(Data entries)
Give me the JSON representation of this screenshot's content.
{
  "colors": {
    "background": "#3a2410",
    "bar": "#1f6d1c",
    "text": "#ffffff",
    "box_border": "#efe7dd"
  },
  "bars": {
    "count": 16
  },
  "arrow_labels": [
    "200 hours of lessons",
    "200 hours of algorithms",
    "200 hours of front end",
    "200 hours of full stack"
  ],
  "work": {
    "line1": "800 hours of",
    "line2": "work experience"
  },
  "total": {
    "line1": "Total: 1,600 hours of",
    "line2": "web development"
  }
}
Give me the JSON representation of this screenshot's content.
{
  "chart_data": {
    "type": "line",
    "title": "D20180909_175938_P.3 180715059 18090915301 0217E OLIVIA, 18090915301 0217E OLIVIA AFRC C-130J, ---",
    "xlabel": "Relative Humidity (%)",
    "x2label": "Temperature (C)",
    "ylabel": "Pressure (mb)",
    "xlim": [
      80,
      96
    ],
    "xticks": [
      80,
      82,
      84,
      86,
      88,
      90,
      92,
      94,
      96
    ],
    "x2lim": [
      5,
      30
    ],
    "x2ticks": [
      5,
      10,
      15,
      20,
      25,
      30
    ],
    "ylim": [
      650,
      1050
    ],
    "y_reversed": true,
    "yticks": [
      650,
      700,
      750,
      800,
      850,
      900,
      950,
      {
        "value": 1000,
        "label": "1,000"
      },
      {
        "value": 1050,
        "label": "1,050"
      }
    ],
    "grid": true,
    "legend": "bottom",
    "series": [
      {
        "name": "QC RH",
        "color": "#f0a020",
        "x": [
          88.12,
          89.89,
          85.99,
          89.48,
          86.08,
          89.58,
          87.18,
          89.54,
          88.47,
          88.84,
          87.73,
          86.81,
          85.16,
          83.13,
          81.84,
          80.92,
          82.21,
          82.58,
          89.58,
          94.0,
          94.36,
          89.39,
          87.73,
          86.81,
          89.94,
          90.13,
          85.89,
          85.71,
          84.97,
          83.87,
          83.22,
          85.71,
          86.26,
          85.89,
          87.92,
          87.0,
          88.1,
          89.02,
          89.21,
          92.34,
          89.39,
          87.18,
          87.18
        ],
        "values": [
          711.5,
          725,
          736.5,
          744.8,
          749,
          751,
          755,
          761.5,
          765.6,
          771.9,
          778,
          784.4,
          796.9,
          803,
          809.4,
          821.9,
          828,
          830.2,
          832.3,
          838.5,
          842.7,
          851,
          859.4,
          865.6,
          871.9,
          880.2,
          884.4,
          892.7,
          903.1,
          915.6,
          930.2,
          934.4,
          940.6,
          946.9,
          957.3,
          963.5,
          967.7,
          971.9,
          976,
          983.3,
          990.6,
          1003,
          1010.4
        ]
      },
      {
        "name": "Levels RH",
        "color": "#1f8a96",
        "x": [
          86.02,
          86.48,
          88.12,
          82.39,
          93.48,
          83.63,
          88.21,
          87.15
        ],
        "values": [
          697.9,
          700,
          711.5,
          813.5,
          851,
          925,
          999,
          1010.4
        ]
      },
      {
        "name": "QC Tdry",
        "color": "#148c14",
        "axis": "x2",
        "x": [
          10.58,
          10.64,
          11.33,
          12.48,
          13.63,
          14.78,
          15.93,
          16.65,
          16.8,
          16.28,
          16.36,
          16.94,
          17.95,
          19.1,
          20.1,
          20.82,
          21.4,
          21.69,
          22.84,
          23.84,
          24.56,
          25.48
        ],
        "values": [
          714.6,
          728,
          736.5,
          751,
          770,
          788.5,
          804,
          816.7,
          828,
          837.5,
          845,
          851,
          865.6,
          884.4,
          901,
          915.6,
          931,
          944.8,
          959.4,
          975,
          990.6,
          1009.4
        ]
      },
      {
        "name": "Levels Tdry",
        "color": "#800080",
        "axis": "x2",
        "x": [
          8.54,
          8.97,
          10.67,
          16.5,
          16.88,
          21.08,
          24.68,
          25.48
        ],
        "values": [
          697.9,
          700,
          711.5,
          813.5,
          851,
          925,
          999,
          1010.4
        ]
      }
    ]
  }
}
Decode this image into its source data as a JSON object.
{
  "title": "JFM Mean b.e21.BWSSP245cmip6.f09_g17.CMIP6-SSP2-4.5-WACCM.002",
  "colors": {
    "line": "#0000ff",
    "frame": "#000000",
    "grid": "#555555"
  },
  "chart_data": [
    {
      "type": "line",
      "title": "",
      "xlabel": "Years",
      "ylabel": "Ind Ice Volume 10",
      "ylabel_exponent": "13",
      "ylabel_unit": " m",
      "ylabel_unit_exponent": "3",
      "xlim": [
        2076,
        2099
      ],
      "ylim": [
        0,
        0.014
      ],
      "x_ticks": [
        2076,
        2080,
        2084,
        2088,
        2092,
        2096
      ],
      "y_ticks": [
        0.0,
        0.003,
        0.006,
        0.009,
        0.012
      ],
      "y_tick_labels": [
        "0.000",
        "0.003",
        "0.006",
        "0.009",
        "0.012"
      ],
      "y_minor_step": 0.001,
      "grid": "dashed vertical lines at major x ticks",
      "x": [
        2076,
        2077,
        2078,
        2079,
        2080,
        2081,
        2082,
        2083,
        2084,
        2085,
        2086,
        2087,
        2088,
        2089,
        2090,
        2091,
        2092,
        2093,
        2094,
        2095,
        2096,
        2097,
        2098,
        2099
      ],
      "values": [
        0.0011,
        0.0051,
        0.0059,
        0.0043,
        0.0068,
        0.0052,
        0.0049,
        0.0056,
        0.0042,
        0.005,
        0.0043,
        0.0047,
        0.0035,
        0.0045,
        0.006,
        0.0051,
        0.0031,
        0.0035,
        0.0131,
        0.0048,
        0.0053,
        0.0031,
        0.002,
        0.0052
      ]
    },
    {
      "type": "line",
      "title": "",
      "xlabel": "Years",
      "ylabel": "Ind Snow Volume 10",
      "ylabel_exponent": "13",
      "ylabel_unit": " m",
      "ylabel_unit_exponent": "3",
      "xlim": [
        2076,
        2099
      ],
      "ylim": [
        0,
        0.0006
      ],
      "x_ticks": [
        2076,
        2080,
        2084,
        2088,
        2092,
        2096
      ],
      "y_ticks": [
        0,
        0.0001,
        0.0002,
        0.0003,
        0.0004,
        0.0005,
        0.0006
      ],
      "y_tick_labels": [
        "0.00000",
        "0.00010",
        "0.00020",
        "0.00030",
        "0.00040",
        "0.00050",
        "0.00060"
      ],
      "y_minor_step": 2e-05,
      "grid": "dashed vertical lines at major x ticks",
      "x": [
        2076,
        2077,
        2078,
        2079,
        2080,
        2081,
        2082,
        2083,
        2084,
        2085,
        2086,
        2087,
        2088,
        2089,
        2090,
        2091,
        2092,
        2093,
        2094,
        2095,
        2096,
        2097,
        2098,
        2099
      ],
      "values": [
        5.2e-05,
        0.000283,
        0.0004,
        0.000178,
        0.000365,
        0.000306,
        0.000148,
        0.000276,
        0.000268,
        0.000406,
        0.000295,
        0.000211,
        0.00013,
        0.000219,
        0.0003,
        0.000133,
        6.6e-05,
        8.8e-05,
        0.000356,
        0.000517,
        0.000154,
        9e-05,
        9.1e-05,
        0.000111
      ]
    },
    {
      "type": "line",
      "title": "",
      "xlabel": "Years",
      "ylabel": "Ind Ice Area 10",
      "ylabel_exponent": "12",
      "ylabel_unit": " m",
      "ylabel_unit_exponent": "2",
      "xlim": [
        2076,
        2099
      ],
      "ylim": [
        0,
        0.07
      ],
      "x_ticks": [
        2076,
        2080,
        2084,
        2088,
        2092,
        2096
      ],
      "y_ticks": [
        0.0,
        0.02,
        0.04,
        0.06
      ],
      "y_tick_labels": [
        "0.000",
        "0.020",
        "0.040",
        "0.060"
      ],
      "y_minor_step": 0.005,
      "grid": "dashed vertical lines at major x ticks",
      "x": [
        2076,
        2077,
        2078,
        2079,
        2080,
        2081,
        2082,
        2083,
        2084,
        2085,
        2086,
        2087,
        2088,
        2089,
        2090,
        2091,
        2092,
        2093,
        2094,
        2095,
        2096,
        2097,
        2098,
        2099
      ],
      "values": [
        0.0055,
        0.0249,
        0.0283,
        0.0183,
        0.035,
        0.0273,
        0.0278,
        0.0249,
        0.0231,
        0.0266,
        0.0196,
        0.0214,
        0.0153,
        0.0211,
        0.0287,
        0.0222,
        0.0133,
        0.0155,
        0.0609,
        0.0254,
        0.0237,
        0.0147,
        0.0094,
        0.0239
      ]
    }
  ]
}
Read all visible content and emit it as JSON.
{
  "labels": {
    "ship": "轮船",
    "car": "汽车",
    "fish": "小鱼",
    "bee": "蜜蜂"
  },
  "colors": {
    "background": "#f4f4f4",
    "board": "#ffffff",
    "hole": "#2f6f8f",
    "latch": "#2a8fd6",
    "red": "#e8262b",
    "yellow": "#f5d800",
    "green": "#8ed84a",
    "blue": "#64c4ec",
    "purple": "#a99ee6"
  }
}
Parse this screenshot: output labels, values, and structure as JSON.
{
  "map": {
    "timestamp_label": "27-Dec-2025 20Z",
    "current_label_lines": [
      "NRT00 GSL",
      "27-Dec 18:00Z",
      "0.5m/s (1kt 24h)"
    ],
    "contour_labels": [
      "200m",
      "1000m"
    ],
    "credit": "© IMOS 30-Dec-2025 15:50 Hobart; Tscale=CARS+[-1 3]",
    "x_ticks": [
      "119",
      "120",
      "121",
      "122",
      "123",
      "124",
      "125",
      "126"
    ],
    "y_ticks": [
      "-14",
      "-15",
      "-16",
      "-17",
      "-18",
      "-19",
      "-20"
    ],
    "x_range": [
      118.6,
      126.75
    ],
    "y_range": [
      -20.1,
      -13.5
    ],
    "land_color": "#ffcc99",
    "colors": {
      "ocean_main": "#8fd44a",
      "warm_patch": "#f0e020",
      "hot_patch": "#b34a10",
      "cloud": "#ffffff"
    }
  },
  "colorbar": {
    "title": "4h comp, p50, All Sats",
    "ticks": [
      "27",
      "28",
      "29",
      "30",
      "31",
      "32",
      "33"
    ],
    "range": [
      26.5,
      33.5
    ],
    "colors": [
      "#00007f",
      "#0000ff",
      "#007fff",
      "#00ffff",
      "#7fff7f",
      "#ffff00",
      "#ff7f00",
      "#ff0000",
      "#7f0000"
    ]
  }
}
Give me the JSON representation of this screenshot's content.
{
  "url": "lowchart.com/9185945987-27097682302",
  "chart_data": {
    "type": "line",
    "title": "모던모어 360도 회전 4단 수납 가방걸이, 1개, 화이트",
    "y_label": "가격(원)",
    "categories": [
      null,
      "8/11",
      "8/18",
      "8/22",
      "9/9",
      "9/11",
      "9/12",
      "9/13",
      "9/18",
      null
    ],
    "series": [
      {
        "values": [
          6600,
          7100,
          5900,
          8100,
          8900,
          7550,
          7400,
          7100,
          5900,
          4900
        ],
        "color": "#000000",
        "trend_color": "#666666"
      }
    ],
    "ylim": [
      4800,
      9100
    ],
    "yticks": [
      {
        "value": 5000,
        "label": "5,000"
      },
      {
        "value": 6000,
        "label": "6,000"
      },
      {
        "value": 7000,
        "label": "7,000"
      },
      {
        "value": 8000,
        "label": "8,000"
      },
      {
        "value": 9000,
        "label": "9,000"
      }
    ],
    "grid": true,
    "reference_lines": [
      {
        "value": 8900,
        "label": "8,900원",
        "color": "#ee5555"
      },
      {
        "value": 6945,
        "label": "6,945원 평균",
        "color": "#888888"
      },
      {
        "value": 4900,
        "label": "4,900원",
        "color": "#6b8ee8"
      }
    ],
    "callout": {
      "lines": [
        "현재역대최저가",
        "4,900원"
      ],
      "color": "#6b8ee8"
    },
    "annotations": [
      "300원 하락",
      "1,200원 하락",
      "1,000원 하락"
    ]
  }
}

*STATED EXERCISE*. Every line in the data above that contains "hours" needs to be copied.

*FULL SOLUTION*.
    "200 hours of lessons",
    "200 hours of algorithms",
    "200 hours of front end",
    "200 hours of full stack"
    "line1": "800 hours of",
    "line1": "Total: 1,600 hours of",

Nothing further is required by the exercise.